## Task directions
Copy out each line that includes the word "мелатонін".

## Data entries
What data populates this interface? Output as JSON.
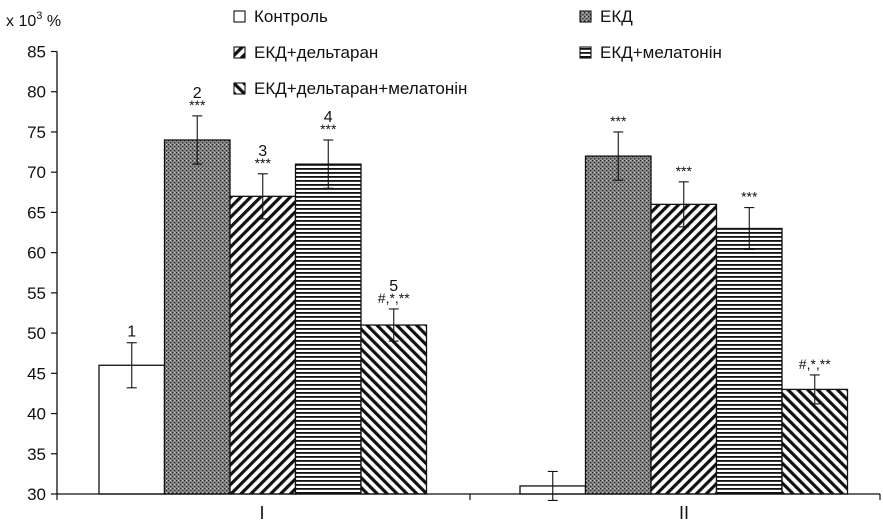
{
  "chart_data": {
    "type": "bar",
    "ylabel_base": "x 10",
    "ylabel_exp": "3",
    "ylabel_unit": " %",
    "ylim": [
      30,
      85
    ],
    "yticks": [
      "30",
      "35",
      "40",
      "45",
      "50",
      "55",
      "60",
      "65",
      "70",
      "75",
      "80",
      "85"
    ],
    "categories": [
      "I",
      "II"
    ],
    "grid": false,
    "legend_position": "top",
    "series": [
      {
        "name": "Контроль",
        "pattern": "white",
        "values": [
          46,
          31
        ],
        "errors": [
          2.8,
          1.8
        ],
        "annotations": [
          "",
          ""
        ],
        "numbers": [
          "1",
          ""
        ]
      },
      {
        "name": "ЕКД",
        "pattern": "dots",
        "values": [
          74,
          72
        ],
        "errors": [
          3.0,
          3.0
        ],
        "annotations": [
          "***",
          "***"
        ],
        "numbers": [
          "2",
          ""
        ]
      },
      {
        "name": "ЕКД+дельтаран",
        "pattern": "diag-right",
        "values": [
          67,
          66
        ],
        "errors": [
          2.8,
          2.8
        ],
        "annotations": [
          "***",
          "***"
        ],
        "numbers": [
          "3",
          ""
        ]
      },
      {
        "name": "ЕКД+мелатонін",
        "pattern": "horizontal",
        "values": [
          71,
          63
        ],
        "errors": [
          3.0,
          2.6
        ],
        "annotations": [
          "***",
          "***"
        ],
        "numbers": [
          "4",
          ""
        ]
      },
      {
        "name": "ЕКД+дельтаран+мелатонін",
        "pattern": "diag-left",
        "values": [
          51,
          43
        ],
        "errors": [
          2.0,
          1.8
        ],
        "annotations": [
          "#,*,**",
          "#,*,**"
        ],
        "numbers": [
          "5",
          ""
        ]
      }
    ]
  }
}
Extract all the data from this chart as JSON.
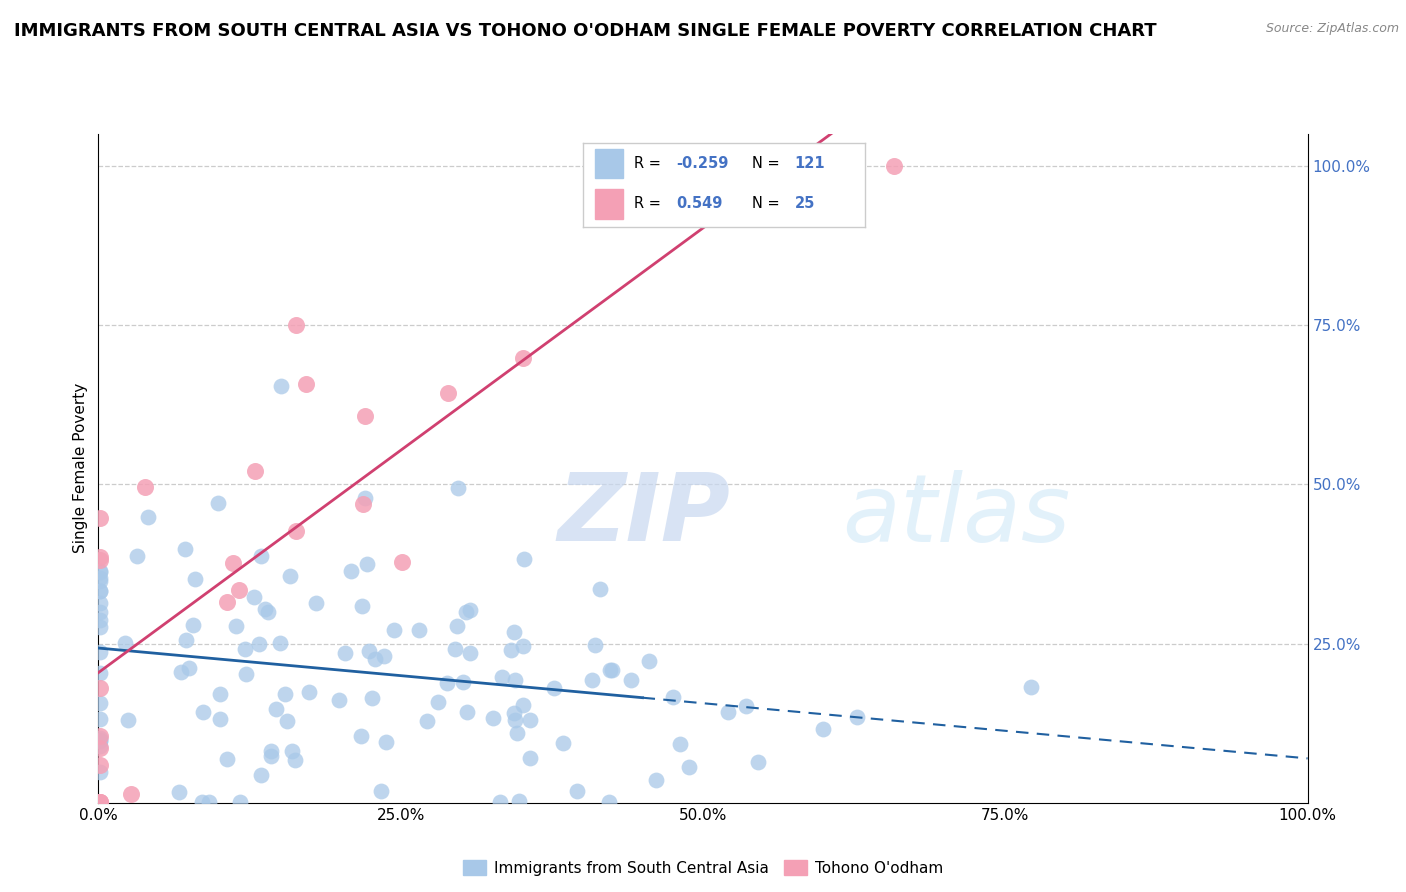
{
  "title": "IMMIGRANTS FROM SOUTH CENTRAL ASIA VS TOHONO O'ODHAM SINGLE FEMALE POVERTY CORRELATION CHART",
  "source_text": "Source: ZipAtlas.com",
  "ylabel": "Single Female Poverty",
  "watermark_zip": "ZIP",
  "watermark_atlas": "atlas",
  "blue_R": -0.259,
  "blue_N": 121,
  "pink_R": 0.549,
  "pink_N": 25,
  "blue_color": "#a8c8e8",
  "pink_color": "#f4a0b5",
  "blue_trend_color": "#2060a0",
  "pink_trend_color": "#d04070",
  "legend_label_blue": "Immigrants from South Central Asia",
  "legend_label_pink": "Tohono O'odham",
  "background_color": "#ffffff",
  "grid_color": "#cccccc",
  "title_fontsize": 13,
  "axis_label_fontsize": 11,
  "tick_fontsize": 11,
  "tick_color": "#4472c4",
  "seed": 42
}
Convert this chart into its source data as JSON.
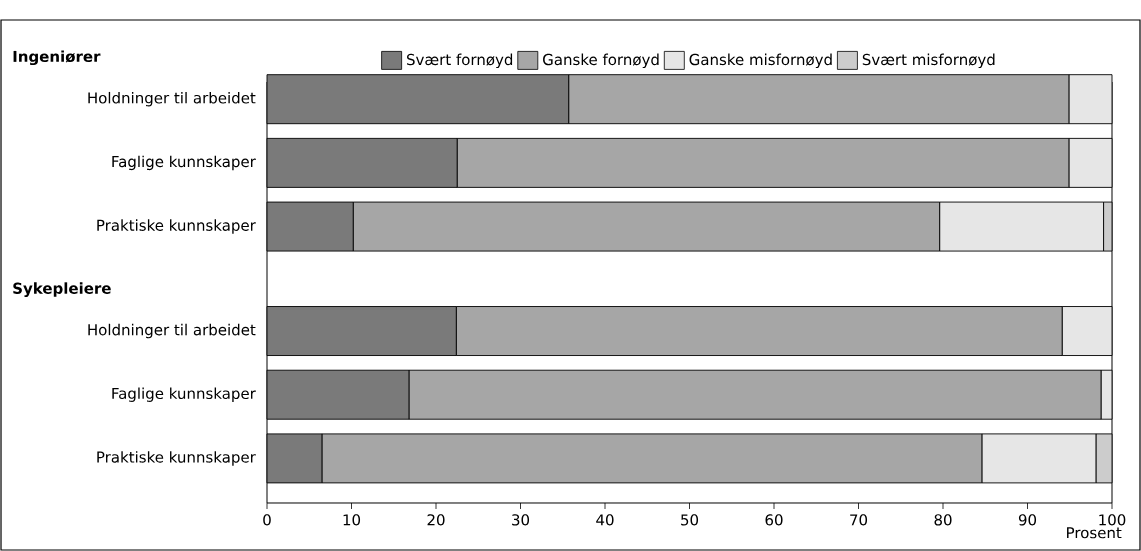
{
  "chart_data": {
    "type": "bar",
    "orientation": "horizontal",
    "stacked": true,
    "categories": [
      "Holdninger til arbeidet",
      "Faglige kunnskaper",
      "Praktiske kunnskaper",
      "Holdninger til arbeidet",
      "Faglige kunnskaper",
      "Praktiske kunnskaper"
    ],
    "series": [
      {
        "name": "Svært fornøyd",
        "color": "#7a7a7a",
        "values": [
          35.7,
          22.5,
          10.2,
          22.4,
          16.8,
          6.5
        ]
      },
      {
        "name": "Ganske fornøyd",
        "color": "#a6a6a6",
        "values": [
          59.2,
          72.4,
          69.4,
          71.7,
          81.9,
          78.1
        ]
      },
      {
        "name": "Ganske misfornøyd",
        "color": "#e6e6e6",
        "values": [
          5.1,
          5.1,
          19.4,
          5.9,
          1.3,
          13.5
        ]
      },
      {
        "name": "Svært misfornøyd",
        "color": "#cccccc",
        "values": [
          0,
          0,
          1.0,
          0,
          0,
          1.9
        ]
      }
    ],
    "xlabel": "Prosent",
    "xlim": [
      0,
      100
    ],
    "xticks": [
      0,
      10,
      20,
      30,
      40,
      50,
      60,
      70,
      80,
      90,
      100
    ],
    "annotations": [
      "Ingeniører",
      "Sykepleiere"
    ],
    "legend": "top",
    "grid": false
  }
}
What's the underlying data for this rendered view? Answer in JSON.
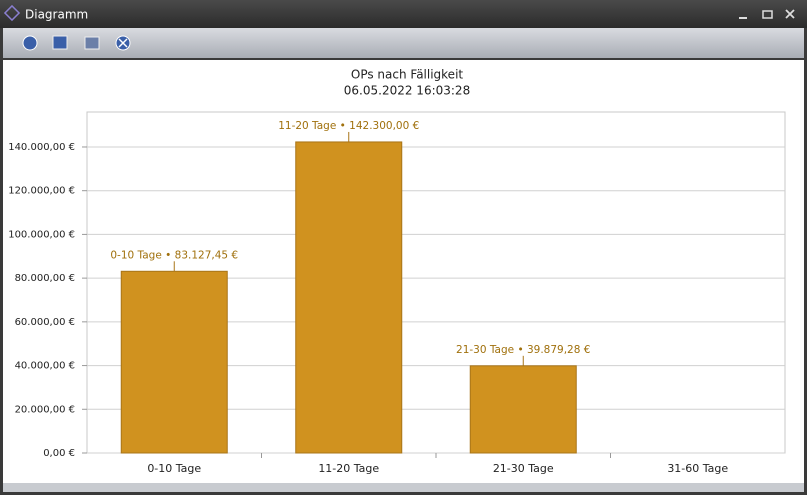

## Answer
        "name": "ЕКД+мелатонін",
        "name": "ЕКД+дельтаран+мелатонін",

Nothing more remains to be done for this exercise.